**EXTRACTED RECORDS:**
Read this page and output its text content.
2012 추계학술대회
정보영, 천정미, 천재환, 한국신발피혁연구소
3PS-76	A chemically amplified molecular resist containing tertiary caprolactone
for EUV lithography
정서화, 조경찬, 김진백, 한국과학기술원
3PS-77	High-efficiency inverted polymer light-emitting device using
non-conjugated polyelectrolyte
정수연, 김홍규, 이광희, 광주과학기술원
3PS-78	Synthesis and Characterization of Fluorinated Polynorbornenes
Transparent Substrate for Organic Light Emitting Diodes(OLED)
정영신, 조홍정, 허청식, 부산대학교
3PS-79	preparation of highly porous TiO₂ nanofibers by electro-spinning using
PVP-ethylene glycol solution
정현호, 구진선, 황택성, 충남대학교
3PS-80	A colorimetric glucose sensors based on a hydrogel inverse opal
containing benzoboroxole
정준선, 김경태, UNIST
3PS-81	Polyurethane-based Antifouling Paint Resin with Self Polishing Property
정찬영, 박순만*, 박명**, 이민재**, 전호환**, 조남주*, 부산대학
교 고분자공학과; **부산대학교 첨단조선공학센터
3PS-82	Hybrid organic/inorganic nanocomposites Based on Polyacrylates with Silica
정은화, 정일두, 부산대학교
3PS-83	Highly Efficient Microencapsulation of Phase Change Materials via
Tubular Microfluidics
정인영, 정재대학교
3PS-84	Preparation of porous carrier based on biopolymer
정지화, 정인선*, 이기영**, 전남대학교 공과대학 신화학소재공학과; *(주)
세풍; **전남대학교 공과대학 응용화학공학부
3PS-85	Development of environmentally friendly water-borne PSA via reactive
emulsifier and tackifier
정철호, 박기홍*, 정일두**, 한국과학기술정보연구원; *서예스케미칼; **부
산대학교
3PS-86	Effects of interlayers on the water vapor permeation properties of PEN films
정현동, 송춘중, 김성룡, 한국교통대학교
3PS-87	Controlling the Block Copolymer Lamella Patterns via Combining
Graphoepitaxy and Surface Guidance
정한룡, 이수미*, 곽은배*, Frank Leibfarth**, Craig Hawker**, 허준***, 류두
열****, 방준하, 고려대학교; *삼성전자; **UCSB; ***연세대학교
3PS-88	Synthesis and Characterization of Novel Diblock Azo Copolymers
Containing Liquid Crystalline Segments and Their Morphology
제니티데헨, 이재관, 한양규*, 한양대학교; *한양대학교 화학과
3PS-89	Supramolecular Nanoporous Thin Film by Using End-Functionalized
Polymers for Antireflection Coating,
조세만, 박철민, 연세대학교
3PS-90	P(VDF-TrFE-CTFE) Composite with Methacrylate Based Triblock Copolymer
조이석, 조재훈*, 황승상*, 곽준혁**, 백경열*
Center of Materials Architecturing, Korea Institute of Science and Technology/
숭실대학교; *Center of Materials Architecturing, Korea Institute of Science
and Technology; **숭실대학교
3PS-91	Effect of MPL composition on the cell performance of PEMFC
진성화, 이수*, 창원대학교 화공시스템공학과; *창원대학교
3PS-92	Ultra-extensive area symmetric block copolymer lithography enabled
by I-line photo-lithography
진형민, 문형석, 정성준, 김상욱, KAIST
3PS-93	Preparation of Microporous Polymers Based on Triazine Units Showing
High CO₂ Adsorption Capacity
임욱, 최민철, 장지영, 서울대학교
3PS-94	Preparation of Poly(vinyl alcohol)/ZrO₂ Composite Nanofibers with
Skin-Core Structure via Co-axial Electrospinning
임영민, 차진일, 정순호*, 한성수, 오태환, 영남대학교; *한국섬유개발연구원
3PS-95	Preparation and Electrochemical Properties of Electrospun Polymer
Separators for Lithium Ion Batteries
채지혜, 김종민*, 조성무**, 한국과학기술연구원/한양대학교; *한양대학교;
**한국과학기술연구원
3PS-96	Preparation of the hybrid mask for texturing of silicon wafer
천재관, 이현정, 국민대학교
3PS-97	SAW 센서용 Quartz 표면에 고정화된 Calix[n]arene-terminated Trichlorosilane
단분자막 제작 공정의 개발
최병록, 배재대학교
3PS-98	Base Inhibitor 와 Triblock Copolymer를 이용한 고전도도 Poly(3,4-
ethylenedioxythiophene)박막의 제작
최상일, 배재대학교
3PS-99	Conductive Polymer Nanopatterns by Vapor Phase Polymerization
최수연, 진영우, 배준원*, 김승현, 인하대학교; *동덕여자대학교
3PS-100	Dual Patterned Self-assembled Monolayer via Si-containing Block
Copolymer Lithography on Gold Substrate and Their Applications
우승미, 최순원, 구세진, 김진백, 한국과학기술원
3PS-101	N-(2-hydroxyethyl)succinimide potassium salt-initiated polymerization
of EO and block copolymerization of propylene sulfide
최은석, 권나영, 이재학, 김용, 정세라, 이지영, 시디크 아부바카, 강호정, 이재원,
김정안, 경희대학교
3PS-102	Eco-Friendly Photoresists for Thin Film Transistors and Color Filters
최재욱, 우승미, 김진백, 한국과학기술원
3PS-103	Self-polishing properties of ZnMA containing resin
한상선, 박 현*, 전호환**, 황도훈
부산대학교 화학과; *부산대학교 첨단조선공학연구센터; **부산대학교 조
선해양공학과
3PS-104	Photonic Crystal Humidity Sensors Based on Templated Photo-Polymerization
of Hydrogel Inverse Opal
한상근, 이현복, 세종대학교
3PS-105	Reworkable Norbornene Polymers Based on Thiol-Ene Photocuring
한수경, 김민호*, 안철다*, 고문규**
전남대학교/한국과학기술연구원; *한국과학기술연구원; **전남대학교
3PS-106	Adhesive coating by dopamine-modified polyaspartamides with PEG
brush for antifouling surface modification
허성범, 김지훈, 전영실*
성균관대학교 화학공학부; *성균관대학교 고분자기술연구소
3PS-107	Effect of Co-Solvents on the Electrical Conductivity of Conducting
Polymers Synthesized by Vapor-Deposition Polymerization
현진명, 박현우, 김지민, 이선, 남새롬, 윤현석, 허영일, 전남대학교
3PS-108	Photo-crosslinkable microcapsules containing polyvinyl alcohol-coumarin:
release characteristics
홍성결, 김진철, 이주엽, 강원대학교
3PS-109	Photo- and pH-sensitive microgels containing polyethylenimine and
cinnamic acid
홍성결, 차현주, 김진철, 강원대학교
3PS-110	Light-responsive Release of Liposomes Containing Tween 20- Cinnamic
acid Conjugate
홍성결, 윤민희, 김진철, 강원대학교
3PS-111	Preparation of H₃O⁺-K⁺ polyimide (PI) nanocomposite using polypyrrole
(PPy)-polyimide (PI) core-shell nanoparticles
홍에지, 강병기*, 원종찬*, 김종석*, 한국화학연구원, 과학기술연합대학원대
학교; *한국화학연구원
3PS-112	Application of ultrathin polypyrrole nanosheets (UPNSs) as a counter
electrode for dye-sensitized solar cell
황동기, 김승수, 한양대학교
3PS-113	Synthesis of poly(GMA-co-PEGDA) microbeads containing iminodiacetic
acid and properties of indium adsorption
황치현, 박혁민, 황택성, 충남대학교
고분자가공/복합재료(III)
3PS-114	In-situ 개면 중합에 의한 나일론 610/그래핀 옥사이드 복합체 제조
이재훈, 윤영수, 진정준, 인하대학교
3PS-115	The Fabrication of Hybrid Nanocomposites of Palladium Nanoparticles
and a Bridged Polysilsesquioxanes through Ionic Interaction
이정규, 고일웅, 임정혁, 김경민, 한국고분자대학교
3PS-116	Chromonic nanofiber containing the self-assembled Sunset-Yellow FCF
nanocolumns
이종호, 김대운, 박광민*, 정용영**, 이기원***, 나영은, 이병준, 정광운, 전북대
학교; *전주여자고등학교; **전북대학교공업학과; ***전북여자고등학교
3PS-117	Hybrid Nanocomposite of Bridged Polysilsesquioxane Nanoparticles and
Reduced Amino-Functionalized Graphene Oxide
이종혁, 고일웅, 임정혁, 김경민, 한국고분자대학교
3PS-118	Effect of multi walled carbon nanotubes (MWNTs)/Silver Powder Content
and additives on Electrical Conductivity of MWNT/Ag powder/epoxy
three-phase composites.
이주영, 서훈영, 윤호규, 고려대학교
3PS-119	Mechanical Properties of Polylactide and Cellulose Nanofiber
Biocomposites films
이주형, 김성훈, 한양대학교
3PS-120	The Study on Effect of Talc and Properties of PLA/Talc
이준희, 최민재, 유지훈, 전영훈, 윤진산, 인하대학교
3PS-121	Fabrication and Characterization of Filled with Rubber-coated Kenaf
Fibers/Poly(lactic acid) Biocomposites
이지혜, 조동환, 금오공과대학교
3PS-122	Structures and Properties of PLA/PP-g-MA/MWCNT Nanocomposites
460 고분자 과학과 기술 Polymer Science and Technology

**THE REQUEST:**
Gather up, from the records above, each line where the word "한국화학연구원" appears.

**ANSWER IN FULL:**
홍에지, 강병기*, 원종찬*, 김종석*, 한국화학연구원, 과학기술연합대학원대
학교; *한국화학연구원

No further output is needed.